_SHORT EXERCISE_. Go through the records and extract every line with the word "tiempo".

_DATA SHOWN_.
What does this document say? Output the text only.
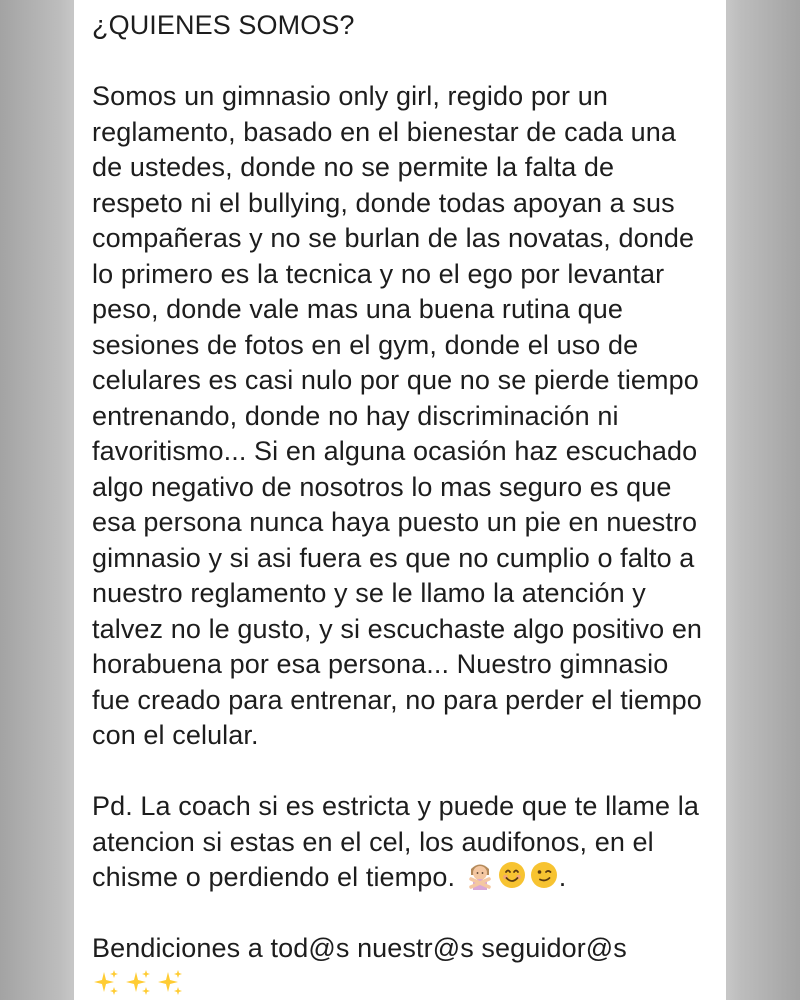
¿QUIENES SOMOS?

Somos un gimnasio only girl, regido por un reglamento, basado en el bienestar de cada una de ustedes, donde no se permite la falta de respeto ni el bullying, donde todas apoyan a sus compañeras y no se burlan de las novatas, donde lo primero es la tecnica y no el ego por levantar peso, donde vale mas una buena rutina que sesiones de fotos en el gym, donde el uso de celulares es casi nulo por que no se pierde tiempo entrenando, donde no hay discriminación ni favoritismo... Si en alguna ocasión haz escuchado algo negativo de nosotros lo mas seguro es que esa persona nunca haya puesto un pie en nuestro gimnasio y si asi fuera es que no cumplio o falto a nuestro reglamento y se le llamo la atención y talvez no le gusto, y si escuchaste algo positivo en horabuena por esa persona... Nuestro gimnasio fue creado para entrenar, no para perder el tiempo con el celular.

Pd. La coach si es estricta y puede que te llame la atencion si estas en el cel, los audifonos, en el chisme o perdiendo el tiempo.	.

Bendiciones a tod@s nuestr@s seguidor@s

_SOLUTION TO THE EXERCISE_.
Somos un gimnasio only girl, regido por un reglamento, basado en el bienestar de cada una de ustedes, donde no se permite la falta de respeto ni el bullying, donde todas apoyan a sus compañeras y no se burlan de las novatas, donde lo primero es la tecnica y no el ego por levantar peso, donde vale mas una buena rutina que sesiones de fotos en el gym, donde el uso de celulares es casi nulo por que no se pierde tiempo entrenando, donde no hay discriminación ni favoritismo... Si en alguna ocasión haz escuchado algo negativo de nosotros lo mas seguro es que esa persona nunca haya puesto un pie en nuestro gimnasio y si asi fuera es que no cumplio o falto a nuestro reglamento y se le llamo la atención y talvez no le gusto, y si escuchaste algo positivo en horabuena por esa persona... Nuestro gimnasio fue creado para entrenar, no para perder el tiempo con el celular.
Pd. La coach si es estricta y puede que te llame la atencion si estas en el cel, los audifonos, en el chisme o perdiendo el tiempo.	.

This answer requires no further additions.